• [Requirement]:
Count the lines that hold the string "document". Reply with the number alone.

——————————

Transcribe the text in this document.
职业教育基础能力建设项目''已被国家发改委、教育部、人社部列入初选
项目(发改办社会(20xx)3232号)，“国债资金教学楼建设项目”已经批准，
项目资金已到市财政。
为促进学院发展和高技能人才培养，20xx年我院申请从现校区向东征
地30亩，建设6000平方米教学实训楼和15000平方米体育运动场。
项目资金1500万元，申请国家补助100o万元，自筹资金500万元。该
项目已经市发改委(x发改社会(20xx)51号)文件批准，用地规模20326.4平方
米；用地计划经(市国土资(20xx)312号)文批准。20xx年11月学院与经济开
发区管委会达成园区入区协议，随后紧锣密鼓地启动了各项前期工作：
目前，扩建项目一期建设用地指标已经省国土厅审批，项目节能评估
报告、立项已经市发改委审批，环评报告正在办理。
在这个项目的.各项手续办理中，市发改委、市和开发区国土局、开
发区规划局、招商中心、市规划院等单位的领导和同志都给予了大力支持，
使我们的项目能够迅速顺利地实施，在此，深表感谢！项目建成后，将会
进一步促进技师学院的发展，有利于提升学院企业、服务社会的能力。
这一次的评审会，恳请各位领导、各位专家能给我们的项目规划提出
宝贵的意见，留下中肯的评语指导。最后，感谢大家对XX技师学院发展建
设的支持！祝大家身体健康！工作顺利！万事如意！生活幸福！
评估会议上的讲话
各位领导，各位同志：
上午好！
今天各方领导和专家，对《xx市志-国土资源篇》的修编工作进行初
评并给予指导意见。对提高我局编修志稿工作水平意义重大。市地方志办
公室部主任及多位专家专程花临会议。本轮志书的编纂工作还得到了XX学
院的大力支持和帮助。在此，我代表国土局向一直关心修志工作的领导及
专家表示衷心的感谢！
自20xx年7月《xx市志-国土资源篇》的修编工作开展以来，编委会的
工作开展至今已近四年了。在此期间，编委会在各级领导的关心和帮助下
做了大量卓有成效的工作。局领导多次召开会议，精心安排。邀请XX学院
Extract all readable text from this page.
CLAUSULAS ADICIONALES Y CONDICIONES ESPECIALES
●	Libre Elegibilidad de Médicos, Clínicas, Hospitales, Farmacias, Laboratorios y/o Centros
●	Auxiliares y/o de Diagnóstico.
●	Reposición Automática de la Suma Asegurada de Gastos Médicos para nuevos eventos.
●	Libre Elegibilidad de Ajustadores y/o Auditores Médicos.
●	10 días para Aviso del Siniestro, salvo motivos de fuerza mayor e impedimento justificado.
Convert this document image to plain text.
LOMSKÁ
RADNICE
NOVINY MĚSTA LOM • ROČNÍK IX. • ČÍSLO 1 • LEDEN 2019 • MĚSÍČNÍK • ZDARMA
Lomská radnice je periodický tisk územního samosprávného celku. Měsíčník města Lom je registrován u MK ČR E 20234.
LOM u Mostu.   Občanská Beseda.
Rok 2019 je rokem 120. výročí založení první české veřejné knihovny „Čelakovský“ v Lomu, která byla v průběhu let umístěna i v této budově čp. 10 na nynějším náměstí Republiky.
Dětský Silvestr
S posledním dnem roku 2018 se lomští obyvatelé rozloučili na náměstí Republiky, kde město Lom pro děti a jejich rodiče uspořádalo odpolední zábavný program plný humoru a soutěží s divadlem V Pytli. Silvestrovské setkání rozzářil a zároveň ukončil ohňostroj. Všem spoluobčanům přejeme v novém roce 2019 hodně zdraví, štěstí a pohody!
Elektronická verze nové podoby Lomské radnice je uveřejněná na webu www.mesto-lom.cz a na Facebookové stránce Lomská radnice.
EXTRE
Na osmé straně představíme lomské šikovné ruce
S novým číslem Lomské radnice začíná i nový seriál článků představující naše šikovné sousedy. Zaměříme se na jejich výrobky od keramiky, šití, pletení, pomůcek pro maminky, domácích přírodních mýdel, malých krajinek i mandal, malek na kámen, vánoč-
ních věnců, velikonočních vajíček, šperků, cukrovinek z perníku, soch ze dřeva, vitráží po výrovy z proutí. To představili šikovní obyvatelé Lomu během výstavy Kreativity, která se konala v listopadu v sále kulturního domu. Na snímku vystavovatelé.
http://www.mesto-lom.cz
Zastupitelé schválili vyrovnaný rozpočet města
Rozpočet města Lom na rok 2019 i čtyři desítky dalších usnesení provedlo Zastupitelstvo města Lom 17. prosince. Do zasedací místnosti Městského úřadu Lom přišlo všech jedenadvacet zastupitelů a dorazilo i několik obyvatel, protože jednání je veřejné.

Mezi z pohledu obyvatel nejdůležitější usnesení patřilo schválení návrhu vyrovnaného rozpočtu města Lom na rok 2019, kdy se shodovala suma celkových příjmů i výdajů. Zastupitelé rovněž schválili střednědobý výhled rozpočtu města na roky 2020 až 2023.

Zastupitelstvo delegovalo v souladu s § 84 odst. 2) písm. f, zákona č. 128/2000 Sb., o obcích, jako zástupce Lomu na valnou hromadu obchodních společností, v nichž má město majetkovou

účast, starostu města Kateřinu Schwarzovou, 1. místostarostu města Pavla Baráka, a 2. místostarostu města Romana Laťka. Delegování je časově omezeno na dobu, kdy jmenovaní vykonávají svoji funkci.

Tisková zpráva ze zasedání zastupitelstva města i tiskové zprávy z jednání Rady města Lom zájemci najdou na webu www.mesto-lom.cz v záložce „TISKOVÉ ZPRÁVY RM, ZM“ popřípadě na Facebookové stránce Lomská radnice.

——————————

• [Solution]:
2